→ What the task asks
Reproduce all entries precisely, down to the last character.

*** Provided material

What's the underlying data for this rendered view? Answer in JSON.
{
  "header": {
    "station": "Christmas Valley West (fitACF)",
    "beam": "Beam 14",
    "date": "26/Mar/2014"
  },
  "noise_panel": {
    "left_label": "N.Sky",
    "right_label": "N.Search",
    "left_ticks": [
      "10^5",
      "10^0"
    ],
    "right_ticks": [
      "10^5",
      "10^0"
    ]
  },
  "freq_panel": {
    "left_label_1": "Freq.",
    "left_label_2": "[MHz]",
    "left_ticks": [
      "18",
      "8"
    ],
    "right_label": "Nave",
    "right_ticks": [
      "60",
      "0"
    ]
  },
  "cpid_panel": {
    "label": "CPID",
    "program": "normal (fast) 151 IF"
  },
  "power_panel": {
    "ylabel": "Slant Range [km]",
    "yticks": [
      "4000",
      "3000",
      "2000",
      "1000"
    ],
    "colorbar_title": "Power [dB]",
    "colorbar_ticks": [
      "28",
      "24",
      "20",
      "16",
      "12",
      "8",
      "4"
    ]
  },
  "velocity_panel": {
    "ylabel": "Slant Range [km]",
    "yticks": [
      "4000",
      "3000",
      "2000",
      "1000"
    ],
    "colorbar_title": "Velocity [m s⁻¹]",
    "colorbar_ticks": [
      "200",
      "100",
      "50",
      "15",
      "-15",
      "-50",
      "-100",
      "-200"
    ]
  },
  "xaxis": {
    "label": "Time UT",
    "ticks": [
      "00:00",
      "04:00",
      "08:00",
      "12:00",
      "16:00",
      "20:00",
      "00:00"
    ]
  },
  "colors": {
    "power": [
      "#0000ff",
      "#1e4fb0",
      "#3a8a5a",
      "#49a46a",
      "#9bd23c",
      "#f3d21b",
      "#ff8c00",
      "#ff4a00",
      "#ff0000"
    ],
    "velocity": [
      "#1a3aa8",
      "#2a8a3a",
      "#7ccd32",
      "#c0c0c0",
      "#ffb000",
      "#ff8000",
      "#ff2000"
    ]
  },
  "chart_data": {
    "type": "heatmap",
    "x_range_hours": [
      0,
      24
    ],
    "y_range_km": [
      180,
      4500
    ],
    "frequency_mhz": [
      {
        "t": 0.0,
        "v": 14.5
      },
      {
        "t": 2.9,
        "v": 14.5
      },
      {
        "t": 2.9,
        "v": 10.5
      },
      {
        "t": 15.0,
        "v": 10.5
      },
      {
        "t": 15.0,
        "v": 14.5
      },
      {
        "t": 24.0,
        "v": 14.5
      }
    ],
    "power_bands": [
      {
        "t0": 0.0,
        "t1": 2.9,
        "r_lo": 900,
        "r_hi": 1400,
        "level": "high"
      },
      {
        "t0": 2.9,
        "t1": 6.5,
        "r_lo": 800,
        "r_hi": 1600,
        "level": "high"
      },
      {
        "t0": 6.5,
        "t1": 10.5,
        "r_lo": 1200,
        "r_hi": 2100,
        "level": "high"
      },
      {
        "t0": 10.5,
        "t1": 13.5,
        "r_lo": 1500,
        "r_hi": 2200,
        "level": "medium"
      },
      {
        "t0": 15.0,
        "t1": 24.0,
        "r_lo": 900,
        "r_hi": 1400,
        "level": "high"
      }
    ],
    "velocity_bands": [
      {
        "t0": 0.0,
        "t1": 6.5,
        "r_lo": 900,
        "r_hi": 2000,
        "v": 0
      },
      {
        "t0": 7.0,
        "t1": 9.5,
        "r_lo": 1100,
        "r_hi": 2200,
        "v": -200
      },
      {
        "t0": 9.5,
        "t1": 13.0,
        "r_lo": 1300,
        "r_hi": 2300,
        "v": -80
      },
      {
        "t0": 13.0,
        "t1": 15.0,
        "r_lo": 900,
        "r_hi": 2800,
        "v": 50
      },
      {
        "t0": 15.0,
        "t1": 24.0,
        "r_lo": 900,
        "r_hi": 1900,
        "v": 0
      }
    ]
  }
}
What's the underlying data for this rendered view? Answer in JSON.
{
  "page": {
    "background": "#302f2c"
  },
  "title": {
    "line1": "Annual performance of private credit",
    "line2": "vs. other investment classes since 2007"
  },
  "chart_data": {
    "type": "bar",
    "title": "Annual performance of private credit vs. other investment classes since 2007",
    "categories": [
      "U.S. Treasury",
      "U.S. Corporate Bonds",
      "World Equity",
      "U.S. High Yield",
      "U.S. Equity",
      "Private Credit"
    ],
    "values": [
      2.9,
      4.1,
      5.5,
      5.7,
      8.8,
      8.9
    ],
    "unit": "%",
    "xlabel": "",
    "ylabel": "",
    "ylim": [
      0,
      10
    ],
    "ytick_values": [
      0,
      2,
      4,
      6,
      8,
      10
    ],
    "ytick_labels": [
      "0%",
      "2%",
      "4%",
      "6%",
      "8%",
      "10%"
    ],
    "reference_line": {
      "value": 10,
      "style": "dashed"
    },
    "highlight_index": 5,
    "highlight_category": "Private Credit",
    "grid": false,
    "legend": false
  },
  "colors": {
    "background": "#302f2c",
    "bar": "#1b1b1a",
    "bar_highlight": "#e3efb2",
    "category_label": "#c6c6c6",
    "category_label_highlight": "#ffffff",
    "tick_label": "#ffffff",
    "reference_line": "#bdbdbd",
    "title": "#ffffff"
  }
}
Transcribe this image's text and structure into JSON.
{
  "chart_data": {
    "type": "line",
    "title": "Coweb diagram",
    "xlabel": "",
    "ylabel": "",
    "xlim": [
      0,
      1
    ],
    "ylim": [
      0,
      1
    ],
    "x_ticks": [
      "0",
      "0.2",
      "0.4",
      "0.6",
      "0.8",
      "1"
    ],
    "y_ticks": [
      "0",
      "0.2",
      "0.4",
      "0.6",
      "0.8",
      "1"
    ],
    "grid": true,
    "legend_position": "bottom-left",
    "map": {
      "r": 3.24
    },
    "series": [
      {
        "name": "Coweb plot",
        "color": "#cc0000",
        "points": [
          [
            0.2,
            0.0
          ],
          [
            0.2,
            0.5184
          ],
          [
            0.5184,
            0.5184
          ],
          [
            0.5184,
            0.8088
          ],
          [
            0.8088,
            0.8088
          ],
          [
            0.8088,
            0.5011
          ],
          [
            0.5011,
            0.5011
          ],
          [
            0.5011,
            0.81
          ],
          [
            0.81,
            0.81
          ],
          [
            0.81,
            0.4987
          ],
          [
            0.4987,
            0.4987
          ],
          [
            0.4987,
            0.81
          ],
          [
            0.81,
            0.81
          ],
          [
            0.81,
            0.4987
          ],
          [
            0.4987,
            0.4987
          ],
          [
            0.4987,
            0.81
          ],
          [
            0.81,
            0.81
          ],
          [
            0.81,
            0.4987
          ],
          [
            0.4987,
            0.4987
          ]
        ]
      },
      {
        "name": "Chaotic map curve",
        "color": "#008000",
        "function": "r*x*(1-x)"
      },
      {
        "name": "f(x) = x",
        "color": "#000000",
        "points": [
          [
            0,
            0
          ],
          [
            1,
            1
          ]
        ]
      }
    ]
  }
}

******

→ Exercise answer
What's the underlying data for this rendered view? Answer in JSON.
{
  "header": {
    "station": "Christmas Valley West (fitACF)",
    "beam": "Beam 14",
    "date": "26/Mar/2014"
  },
  "noise_panel": {
    "left_label": "N.Sky",
    "right_label": "N.Search",
    "left_ticks": [
      "10^5",
      "10^0"
    ],
    "right_ticks": [
      "10^5",
      "10^0"
    ]
  },
  "freq_panel": {
    "left_label_1": "Freq.",
    "left_label_2": "[MHz]",
    "left_ticks": [
      "18",
      "8"
    ],
    "right_label": "Nave",
    "right_ticks": [
      "60",
      "0"
    ]
  },
  "cpid_panel": {
    "label": "CPID",
    "program": "normal (fast) 151 IF"
  },
  "power_panel": {
    "ylabel": "Slant Range [km]",
    "yticks": [
      "4000",
      "3000",
      "2000",
      "1000"
    ],
    "colorbar_title": "Power [dB]",
    "colorbar_ticks": [
      "28",
      "24",
      "20",
      "16",
      "12",
      "8",
      "4"
    ]
  },
  "velocity_panel": {
    "ylabel": "Slant Range [km]",
    "yticks": [
      "4000",
      "3000",
      "2000",
      "1000"
    ],
    "colorbar_title": "Velocity [m s⁻¹]",
    "colorbar_ticks": [
      "200",
      "100",
      "50",
      "15",
      "-15",
      "-50",
      "-100",
      "-200"
    ]
  },
  "xaxis": {
    "label": "Time UT",
    "ticks": [
      "00:00",
      "04:00",
      "08:00",
      "12:00",
      "16:00",
      "20:00",
      "00:00"
    ]
  },
  "colors": {
    "power": [
      "#0000ff",
      "#1e4fb0",
      "#3a8a5a",
      "#49a46a",
      "#9bd23c",
      "#f3d21b",
      "#ff8c00",
      "#ff4a00",
      "#ff0000"
    ],
    "velocity": [
      "#1a3aa8",
      "#2a8a3a",
      "#7ccd32",
      "#c0c0c0",
      "#ffb000",
      "#ff8000",
      "#ff2000"
    ]
  },
  "chart_data": {
    "type": "heatmap",
    "x_range_hours": [
      0,
      24
    ],
    "y_range_km": [
      180,
      4500
    ],
    "frequency_mhz": [
      {
        "t": 0.0,
        "v": 14.5
      },
      {
        "t": 2.9,
        "v": 14.5
      },
      {
        "t": 2.9,
        "v": 10.5
      },
      {
        "t": 15.0,
        "v": 10.5
      },
      {
        "t": 15.0,
        "v": 14.5
      },
      {
        "t": 24.0,
        "v": 14.5
      }
    ],
    "power_bands": [
      {
        "t0": 0.0,
        "t1": 2.9,
        "r_lo": 900,
        "r_hi": 1400,
        "level": "high"
      },
      {
        "t0": 2.9,
        "t1": 6.5,
        "r_lo": 800,
        "r_hi": 1600,
        "level": "high"
      },
      {
        "t0": 6.5,
        "t1": 10.5,
        "r_lo": 1200,
        "r_hi": 2100,
        "level": "high"
      },
      {
        "t0": 10.5,
        "t1": 13.5,
        "r_lo": 1500,
        "r_hi": 2200,
        "level": "medium"
      },
      {
        "t0": 15.0,
        "t1": 24.0,
        "r_lo": 900,
        "r_hi": 1400,
        "level": "high"
      }
    ],
    "velocity_bands": [
      {
        "t0": 0.0,
        "t1": 6.5,
        "r_lo": 900,
        "r_hi": 2000,
        "v": 0
      },
      {
        "t0": 7.0,
        "t1": 9.5,
        "r_lo": 1100,
        "r_hi": 2200,
        "v": -200
      },
      {
        "t0": 9.5,
        "t1": 13.0,
        "r_lo": 1300,
        "r_hi": 2300,
        "v": -80
      },
      {
        "t0": 13.0,
        "t1": 15.0,
        "r_lo": 900,
        "r_hi": 2800,
        "v": 50
      },
      {
        "t0": 15.0,
        "t1": 24.0,
        "r_lo": 900,
        "r_hi": 1900,
        "v": 0
      }
    ]
  }
}
What's the underlying data for this rendered view? Answer in JSON.
{
  "page": {
    "background": "#302f2c"
  },
  "title": {
    "line1": "Annual performance of private credit",
    "line2": "vs. other investment classes since 2007"
  },
  "chart_data": {
    "type": "bar",
    "title": "Annual performance of private credit vs. other investment classes since 2007",
    "categories": [
      "U.S. Treasury",
      "U.S. Corporate Bonds",
      "World Equity",
      "U.S. High Yield",
      "U.S. Equity",
      "Private Credit"
    ],
    "values": [
      2.9,
      4.1,
      5.5,
      5.7,
      8.8,
      8.9
    ],
    "unit": "%",
    "xlabel": "",
    "ylabel": "",
    "ylim": [
      0,
      10
    ],
    "ytick_values": [
      0,
      2,
      4,
      6,
      8,
      10
    ],
    "ytick_labels": [
      "0%",
      "2%",
      "4%",
      "6%",
      "8%",
      "10%"
    ],
    "reference_line": {
      "value": 10,
      "style": "dashed"
    },
    "highlight_index": 5,
    "highlight_category": "Private Credit",
    "grid": false,
    "legend": false
  },
  "colors": {
    "background": "#302f2c",
    "bar": "#1b1b1a",
    "bar_highlight": "#e3efb2",
    "category_label": "#c6c6c6",
    "category_label_highlight": "#ffffff",
    "tick_label": "#ffffff",
    "reference_line": "#bdbdbd",
    "title": "#ffffff"
  }
}
Transcribe this image's text and structure into JSON.
{
  "chart_data": {
    "type": "line",
    "title": "Coweb diagram",
    "xlabel": "",
    "ylabel": "",
    "xlim": [
      0,
      1
    ],
    "ylim": [
      0,
      1
    ],
    "x_ticks": [
      "0",
      "0.2",
      "0.4",
      "0.6",
      "0.8",
      "1"
    ],
    "y_ticks": [
      "0",
      "0.2",
      "0.4",
      "0.6",
      "0.8",
      "1"
    ],
    "grid": true,
    "legend_position": "bottom-left",
    "map": {
      "r": 3.24
    },
    "series": [
      {
        "name": "Coweb plot",
        "color": "#cc0000",
        "points": [
          [
            0.2,
            0.0
          ],
          [
            0.2,
            0.5184
          ],
          [
            0.5184,
            0.5184
          ],
          [
            0.5184,
            0.8088
          ],
          [
            0.8088,
            0.8088
          ],
          [
            0.8088,
            0.5011
          ],
          [
            0.5011,
            0.5011
          ],
          [
            0.5011,
            0.81
          ],
          [
            0.81,
            0.81
          ],
          [
            0.81,
            0.4987
          ],
          [
            0.4987,
            0.4987
          ],
          [
            0.4987,
            0.81
          ],
          [
            0.81,
            0.81
          ],
          [
            0.81,
            0.4987
          ],
          [
            0.4987,
            0.4987
          ],
          [
            0.4987,
            0.81
          ],
          [
            0.81,
            0.81
          ],
          [
            0.81,
            0.4987
          ],
          [
            0.4987,
            0.4987
          ]
        ]
      },
      {
        "name": "Chaotic map curve",
        "color": "#008000",
        "function": "r*x*(1-x)"
      },
      {
        "name": "f(x) = x",
        "color": "#000000",
        "points": [
          [
            0,
            0
          ],
          [
            1,
            1
          ]
        ]
      }
    ]
  }
}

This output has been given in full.